— BEGIN RECORDS FOR THE TASK —

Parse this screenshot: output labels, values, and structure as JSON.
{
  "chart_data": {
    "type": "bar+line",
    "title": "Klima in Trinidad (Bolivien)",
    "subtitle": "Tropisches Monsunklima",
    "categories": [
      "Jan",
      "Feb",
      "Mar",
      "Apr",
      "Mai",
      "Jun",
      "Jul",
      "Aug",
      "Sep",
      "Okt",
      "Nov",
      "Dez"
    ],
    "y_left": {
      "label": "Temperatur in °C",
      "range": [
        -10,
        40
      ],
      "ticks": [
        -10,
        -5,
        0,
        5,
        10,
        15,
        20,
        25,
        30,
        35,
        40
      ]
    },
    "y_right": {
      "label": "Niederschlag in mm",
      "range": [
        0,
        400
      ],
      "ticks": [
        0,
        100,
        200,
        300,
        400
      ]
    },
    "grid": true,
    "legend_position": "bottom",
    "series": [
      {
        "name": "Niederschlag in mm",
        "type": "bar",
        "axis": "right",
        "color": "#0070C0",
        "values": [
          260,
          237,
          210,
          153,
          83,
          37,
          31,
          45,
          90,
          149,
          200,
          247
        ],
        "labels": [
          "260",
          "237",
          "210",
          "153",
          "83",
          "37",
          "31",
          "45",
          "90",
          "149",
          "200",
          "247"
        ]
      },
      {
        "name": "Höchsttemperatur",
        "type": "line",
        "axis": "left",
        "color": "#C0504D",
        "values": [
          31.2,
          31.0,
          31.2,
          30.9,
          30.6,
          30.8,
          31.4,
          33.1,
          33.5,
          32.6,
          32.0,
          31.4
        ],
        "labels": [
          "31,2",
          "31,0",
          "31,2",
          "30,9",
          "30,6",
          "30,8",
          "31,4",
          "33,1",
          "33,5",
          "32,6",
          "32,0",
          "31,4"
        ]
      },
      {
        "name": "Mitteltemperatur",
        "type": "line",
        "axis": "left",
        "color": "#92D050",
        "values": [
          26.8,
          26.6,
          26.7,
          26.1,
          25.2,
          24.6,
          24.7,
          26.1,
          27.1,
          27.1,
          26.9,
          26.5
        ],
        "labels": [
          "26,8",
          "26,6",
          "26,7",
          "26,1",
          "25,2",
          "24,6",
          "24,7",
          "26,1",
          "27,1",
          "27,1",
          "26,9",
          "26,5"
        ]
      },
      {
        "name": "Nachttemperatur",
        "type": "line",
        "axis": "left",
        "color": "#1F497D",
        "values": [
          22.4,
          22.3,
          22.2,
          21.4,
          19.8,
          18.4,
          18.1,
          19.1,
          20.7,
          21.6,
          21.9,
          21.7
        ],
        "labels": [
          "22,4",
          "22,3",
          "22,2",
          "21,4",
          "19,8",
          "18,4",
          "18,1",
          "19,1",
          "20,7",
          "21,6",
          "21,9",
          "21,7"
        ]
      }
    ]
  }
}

— END RECORDS FOR THE TASK —

> _DIRECTION_: Reproduce the records in full, exactly as written.

> _OUTPUT FOR THIS TASK_:
Parse this screenshot: output labels, values, and structure as JSON.
{
  "chart_data": {
    "type": "bar+line",
    "title": "Klima in Trinidad (Bolivien)",
    "subtitle": "Tropisches Monsunklima",
    "categories": [
      "Jan",
      "Feb",
      "Mar",
      "Apr",
      "Mai",
      "Jun",
      "Jul",
      "Aug",
      "Sep",
      "Okt",
      "Nov",
      "Dez"
    ],
    "y_left": {
      "label": "Temperatur in °C",
      "range": [
        -10,
        40
      ],
      "ticks": [
        -10,
        -5,
        0,
        5,
        10,
        15,
        20,
        25,
        30,
        35,
        40
      ]
    },
    "y_right": {
      "label": "Niederschlag in mm",
      "range": [
        0,
        400
      ],
      "ticks": [
        0,
        100,
        200,
        300,
        400
      ]
    },
    "grid": true,
    "legend_position": "bottom",
    "series": [
      {
        "name": "Niederschlag in mm",
        "type": "bar",
        "axis": "right",
        "color": "#0070C0",
        "values": [
          260,
          237,
          210,
          153,
          83,
          37,
          31,
          45,
          90,
          149,
          200,
          247
        ],
        "labels": [
          "260",
          "237",
          "210",
          "153",
          "83",
          "37",
          "31",
          "45",
          "90",
          "149",
          "200",
          "247"
        ]
      },
      {
        "name": "Höchsttemperatur",
        "type": "line",
        "axis": "left",
        "color": "#C0504D",
        "values": [
          31.2,
          31.0,
          31.2,
          30.9,
          30.6,
          30.8,
          31.4,
          33.1,
          33.5,
          32.6,
          32.0,
          31.4
        ],
        "labels": [
          "31,2",
          "31,0",
          "31,2",
          "30,9",
          "30,6",
          "30,8",
          "31,4",
          "33,1",
          "33,5",
          "32,6",
          "32,0",
          "31,4"
        ]
      },
      {
        "name": "Mitteltemperatur",
        "type": "line",
        "axis": "left",
        "color": "#92D050",
        "values": [
          26.8,
          26.6,
          26.7,
          26.1,
          25.2,
          24.6,
          24.7,
          26.1,
          27.1,
          27.1,
          26.9,
          26.5
        ],
        "labels": [
          "26,8",
          "26,6",
          "26,7",
          "26,1",
          "25,2",
          "24,6",
          "24,7",
          "26,1",
          "27,1",
          "27,1",
          "26,9",
          "26,5"
        ]
      },
      {
        "name": "Nachttemperatur",
        "type": "line",
        "axis": "left",
        "color": "#1F497D",
        "values": [
          22.4,
          22.3,
          22.2,
          21.4,
          19.8,
          18.4,
          18.1,
          19.1,
          20.7,
          21.6,
          21.9,
          21.7
        ],
        "labels": [
          "22,4",
          "22,3",
          "22,2",
          "21,4",
          "19,8",
          "18,4",
          "18,1",
          "19,1",
          "20,7",
          "21,6",
          "21,9",
          "21,7"
        ]
      }
    ]
  }
}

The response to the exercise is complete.